Recorded data
— BEGIN —
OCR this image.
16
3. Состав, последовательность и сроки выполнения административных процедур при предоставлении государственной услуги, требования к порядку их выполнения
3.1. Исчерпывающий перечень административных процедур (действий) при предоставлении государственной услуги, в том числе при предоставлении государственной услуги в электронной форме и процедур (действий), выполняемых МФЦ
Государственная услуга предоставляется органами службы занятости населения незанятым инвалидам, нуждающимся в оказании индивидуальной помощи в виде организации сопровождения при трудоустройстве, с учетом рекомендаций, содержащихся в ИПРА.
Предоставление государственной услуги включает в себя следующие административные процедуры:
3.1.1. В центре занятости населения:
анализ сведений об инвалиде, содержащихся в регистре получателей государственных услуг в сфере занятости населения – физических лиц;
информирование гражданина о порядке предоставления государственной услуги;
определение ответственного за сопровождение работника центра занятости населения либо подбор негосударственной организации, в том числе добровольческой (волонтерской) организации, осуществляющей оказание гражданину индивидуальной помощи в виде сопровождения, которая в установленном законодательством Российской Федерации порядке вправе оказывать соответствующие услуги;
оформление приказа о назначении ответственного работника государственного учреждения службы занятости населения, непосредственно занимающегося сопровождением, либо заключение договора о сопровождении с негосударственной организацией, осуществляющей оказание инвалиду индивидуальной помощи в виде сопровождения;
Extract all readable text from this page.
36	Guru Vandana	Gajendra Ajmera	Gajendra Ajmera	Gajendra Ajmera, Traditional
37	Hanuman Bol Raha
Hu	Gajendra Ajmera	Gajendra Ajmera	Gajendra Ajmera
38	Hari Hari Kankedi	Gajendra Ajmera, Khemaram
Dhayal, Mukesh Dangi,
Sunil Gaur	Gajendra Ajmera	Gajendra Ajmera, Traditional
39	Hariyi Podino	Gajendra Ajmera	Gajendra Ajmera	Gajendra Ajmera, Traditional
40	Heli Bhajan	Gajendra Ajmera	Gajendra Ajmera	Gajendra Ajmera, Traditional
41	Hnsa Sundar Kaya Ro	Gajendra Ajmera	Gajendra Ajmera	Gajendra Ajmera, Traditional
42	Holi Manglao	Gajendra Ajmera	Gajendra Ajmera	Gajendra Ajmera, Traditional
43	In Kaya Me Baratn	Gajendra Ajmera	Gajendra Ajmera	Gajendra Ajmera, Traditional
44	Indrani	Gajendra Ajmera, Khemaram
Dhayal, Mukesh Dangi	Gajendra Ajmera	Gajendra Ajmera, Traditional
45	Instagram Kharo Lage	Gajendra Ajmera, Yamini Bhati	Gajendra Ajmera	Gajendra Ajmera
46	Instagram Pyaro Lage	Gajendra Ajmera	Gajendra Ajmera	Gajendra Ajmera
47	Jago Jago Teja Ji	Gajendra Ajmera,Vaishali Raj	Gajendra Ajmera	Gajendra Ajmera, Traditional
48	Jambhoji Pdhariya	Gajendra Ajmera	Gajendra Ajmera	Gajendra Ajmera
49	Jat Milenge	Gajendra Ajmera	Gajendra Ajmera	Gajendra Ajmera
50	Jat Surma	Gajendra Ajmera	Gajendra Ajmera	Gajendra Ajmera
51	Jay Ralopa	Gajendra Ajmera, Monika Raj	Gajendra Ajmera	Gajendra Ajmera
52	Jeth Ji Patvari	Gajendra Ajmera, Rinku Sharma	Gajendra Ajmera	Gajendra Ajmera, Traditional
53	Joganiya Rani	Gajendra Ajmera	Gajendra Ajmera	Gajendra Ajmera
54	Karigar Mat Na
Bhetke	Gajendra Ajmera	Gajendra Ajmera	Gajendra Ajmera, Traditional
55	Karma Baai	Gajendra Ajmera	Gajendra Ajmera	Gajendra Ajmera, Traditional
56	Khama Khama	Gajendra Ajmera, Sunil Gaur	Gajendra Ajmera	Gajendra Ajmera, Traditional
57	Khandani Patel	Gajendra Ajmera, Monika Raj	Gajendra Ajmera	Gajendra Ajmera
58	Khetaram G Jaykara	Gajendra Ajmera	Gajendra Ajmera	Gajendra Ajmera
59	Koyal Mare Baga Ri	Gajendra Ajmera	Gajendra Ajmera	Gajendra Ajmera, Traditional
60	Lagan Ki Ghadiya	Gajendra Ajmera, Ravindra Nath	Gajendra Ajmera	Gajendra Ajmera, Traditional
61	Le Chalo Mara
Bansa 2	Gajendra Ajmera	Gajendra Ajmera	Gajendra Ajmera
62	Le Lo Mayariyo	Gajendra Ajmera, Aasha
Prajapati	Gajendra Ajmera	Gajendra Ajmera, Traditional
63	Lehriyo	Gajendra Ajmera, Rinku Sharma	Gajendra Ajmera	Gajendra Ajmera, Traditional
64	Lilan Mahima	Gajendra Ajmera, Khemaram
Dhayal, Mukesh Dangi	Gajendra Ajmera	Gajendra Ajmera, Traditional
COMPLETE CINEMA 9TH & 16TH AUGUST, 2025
— END —
Would you reproduce all the entries exactly?

*Full output*.
OCR this image.
16
3. Состав, последовательность и сроки выполнения административных процедур при предоставлении государственной услуги, требования к порядку их выполнения
3.1. Исчерпывающий перечень административных процедур (действий) при предоставлении государственной услуги, в том числе при предоставлении государственной услуги в электронной форме и процедур (действий), выполняемых МФЦ
Государственная услуга предоставляется органами службы занятости населения незанятым инвалидам, нуждающимся в оказании индивидуальной помощи в виде организации сопровождения при трудоустройстве, с учетом рекомендаций, содержащихся в ИПРА.
Предоставление государственной услуги включает в себя следующие административные процедуры:
3.1.1. В центре занятости населения:
анализ сведений об инвалиде, содержащихся в регистре получателей государственных услуг в сфере занятости населения – физических лиц;
информирование гражданина о порядке предоставления государственной услуги;
определение ответственного за сопровождение работника центра занятости населения либо подбор негосударственной организации, в том числе добровольческой (волонтерской) организации, осуществляющей оказание гражданину индивидуальной помощи в виде сопровождения, которая в установленном законодательством Российской Федерации порядке вправе оказывать соответствующие услуги;
оформление приказа о назначении ответственного работника государственного учреждения службы занятости населения, непосредственно занимающегося сопровождением, либо заключение договора о сопровождении с негосударственной организацией, осуществляющей оказание инвалиду индивидуальной помощи в виде сопровождения;
Extract all readable text from this page.
36	Guru Vandana	Gajendra Ajmera	Gajendra Ajmera	Gajendra Ajmera, Traditional
37	Hanuman Bol Raha
Hu	Gajendra Ajmera	Gajendra Ajmera	Gajendra Ajmera
38	Hari Hari Kankedi	Gajendra Ajmera, Khemaram
Dhayal, Mukesh Dangi,
Sunil Gaur	Gajendra Ajmera	Gajendra Ajmera, Traditional
39	Hariyi Podino	Gajendra Ajmera	Gajendra Ajmera	Gajendra Ajmera, Traditional
40	Heli Bhajan	Gajendra Ajmera	Gajendra Ajmera	Gajendra Ajmera, Traditional
41	Hnsa Sundar Kaya Ro	Gajendra Ajmera	Gajendra Ajmera	Gajendra Ajmera, Traditional
42	Holi Manglao	Gajendra Ajmera	Gajendra Ajmera	Gajendra Ajmera, Traditional
43	In Kaya Me Baratn	Gajendra Ajmera	Gajendra Ajmera	Gajendra Ajmera, Traditional
44	Indrani	Gajendra Ajmera, Khemaram
Dhayal, Mukesh Dangi	Gajendra Ajmera	Gajendra Ajmera, Traditional
45	Instagram Kharo Lage	Gajendra Ajmera, Yamini Bhati	Gajendra Ajmera	Gajendra Ajmera
46	Instagram Pyaro Lage	Gajendra Ajmera	Gajendra Ajmera	Gajendra Ajmera
47	Jago Jago Teja Ji	Gajendra Ajmera,Vaishali Raj	Gajendra Ajmera	Gajendra Ajmera, Traditional
48	Jambhoji Pdhariya	Gajendra Ajmera	Gajendra Ajmera	Gajendra Ajmera
49	Jat Milenge	Gajendra Ajmera	Gajendra Ajmera	Gajendra Ajmera
50	Jat Surma	Gajendra Ajmera	Gajendra Ajmera	Gajendra Ajmera
51	Jay Ralopa	Gajendra Ajmera, Monika Raj	Gajendra Ajmera	Gajendra Ajmera
52	Jeth Ji Patvari	Gajendra Ajmera, Rinku Sharma	Gajendra Ajmera	Gajendra Ajmera, Traditional
53	Joganiya Rani	Gajendra Ajmera	Gajendra Ajmera	Gajendra Ajmera
54	Karigar Mat Na
Bhetke	Gajendra Ajmera	Gajendra Ajmera	Gajendra Ajmera, Traditional
55	Karma Baai	Gajendra Ajmera	Gajendra Ajmera	Gajendra Ajmera, Traditional
56	Khama Khama	Gajendra Ajmera, Sunil Gaur	Gajendra Ajmera	Gajendra Ajmera, Traditional
57	Khandani Patel	Gajendra Ajmera, Monika Raj	Gajendra Ajmera	Gajendra Ajmera
58	Khetaram G Jaykara	Gajendra Ajmera	Gajendra Ajmera	Gajendra Ajmera
59	Koyal Mare Baga Ri	Gajendra Ajmera	Gajendra Ajmera	Gajendra Ajmera, Traditional
60	Lagan Ki Ghadiya	Gajendra Ajmera, Ravindra Nath	Gajendra Ajmera	Gajendra Ajmera, Traditional
61	Le Chalo Mara
Bansa 2	Gajendra Ajmera	Gajendra Ajmera	Gajendra Ajmera
62	Le Lo Mayariyo	Gajendra Ajmera, Aasha
Prajapati	Gajendra Ajmera	Gajendra Ajmera, Traditional
63	Lehriyo	Gajendra Ajmera, Rinku Sharma	Gajendra Ajmera	Gajendra Ajmera, Traditional
64	Lilan Mahima	Gajendra Ajmera, Khemaram
Dhayal, Mukesh Dangi	Gajendra Ajmera	Gajendra Ajmera, Traditional
COMPLETE CINEMA 9TH & 16TH AUGUST, 2025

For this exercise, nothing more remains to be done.